**Aim**
Take from the listing each line that has the string "what".

(Recorded data)
-- -- --
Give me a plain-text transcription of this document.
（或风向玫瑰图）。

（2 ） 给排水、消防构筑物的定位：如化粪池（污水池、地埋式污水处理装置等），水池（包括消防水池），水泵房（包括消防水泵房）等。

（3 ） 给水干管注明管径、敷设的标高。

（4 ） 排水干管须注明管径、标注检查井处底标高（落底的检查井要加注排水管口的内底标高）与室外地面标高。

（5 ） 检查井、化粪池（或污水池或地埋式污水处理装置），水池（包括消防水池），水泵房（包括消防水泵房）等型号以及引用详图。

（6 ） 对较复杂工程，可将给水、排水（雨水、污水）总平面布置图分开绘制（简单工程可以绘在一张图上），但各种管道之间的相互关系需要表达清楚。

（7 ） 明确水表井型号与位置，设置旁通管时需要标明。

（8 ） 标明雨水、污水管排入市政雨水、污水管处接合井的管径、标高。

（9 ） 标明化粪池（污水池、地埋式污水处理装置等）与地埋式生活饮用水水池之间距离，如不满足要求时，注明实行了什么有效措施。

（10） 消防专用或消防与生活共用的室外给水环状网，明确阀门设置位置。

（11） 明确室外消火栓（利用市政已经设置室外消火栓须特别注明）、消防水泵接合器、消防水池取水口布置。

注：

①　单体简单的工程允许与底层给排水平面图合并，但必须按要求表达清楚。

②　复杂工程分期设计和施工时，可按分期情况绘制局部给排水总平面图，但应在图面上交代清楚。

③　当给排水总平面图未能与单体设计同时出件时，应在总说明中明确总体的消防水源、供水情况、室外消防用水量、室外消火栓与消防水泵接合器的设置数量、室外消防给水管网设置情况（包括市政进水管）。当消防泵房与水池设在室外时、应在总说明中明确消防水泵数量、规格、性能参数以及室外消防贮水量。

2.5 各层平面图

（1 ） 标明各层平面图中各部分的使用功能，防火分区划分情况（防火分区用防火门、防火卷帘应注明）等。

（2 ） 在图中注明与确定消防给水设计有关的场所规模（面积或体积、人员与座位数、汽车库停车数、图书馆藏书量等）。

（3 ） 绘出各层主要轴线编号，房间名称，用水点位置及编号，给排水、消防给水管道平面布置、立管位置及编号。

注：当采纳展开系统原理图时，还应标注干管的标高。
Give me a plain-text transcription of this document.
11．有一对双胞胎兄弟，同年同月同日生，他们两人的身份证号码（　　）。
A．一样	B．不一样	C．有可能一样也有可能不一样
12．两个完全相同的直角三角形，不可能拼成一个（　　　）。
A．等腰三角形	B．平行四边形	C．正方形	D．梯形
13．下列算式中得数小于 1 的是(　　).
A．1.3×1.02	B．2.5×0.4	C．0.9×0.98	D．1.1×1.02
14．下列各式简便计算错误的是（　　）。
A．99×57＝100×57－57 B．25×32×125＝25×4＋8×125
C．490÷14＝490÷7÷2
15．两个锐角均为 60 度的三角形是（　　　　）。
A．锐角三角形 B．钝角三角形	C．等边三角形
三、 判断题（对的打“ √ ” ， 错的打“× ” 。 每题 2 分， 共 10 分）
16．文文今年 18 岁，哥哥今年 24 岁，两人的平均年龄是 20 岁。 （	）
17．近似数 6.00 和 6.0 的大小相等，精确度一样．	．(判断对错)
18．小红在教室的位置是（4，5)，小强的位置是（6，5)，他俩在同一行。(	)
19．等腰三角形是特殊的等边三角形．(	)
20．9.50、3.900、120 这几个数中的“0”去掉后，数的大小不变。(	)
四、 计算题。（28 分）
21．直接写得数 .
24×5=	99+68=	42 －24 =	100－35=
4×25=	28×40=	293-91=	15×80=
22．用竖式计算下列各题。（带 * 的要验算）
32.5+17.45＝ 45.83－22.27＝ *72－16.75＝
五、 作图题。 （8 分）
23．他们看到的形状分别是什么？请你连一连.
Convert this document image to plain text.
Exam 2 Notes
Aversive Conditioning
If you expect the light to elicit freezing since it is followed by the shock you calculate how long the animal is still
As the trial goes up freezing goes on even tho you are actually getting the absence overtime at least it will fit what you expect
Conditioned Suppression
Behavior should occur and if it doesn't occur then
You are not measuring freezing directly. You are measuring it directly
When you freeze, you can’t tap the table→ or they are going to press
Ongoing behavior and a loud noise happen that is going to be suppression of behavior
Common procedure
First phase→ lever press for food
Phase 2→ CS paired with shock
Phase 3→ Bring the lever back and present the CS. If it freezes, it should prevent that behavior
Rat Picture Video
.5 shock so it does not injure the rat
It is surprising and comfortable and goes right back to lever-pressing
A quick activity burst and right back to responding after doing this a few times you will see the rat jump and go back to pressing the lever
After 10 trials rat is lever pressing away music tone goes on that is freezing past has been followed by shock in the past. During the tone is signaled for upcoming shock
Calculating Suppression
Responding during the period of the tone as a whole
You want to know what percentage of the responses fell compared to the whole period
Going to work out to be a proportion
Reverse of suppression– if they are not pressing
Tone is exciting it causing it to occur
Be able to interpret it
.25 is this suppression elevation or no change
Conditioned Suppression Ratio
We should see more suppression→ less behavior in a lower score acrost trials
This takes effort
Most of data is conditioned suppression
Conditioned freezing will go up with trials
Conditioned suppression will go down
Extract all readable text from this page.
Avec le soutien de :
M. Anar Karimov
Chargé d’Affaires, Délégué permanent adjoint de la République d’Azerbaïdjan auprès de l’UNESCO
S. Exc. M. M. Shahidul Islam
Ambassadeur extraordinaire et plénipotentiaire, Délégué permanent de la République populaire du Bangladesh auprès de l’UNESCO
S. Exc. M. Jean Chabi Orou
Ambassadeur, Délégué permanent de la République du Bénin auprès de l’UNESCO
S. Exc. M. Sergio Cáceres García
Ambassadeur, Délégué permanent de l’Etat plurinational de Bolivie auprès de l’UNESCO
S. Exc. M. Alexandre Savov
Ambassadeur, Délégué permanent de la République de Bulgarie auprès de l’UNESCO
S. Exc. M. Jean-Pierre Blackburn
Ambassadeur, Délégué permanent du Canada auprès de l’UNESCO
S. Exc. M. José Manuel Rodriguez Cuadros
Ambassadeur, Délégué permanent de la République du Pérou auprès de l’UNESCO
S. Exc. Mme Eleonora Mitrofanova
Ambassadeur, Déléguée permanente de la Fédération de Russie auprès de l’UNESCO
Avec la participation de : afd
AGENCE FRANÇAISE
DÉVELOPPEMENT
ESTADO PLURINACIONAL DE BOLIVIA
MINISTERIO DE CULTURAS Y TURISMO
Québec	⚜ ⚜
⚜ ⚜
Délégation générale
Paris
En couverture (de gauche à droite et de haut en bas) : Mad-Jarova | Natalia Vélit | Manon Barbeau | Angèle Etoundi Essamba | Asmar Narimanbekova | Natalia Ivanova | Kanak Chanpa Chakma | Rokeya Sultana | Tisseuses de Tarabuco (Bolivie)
-- -- --
**The reply**
As the trial goes up freezing goes on even tho you are actually getting the absence overtime at least it will fit what you expect
You want to know what percentage of the responses fell compared to the whole period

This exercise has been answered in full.